**Problem details**
Please write out the complete listing that follows, exactly as it reads.
++++ Stored rows ++++
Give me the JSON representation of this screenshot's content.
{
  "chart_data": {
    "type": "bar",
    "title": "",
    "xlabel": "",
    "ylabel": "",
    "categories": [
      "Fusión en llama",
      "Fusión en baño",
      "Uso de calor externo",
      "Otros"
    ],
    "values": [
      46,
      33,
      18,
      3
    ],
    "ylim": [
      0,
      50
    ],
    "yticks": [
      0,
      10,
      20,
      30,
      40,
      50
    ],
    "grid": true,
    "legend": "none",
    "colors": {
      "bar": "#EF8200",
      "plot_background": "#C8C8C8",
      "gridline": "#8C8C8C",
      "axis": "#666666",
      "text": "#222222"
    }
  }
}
++++
**Response to the task**
Give me the JSON representation of this screenshot's content.
{
  "chart_data": {
    "type": "bar",
    "title": "",
    "xlabel": "",
    "ylabel": "",
    "categories": [
      "Fusión en llama",
      "Fusión en baño",
      "Uso de calor externo",
      "Otros"
    ],
    "values": [
      46,
      33,
      18,
      3
    ],
    "ylim": [
      0,
      50
    ],
    "yticks": [
      0,
      10,
      20,
      30,
      40,
      50
    ],
    "grid": true,
    "legend": "none",
    "colors": {
      "bar": "#EF8200",
      "plot_background": "#C8C8C8",
      "gridline": "#8C8C8C",
      "axis": "#666666",
      "text": "#222222"
    }
  }
}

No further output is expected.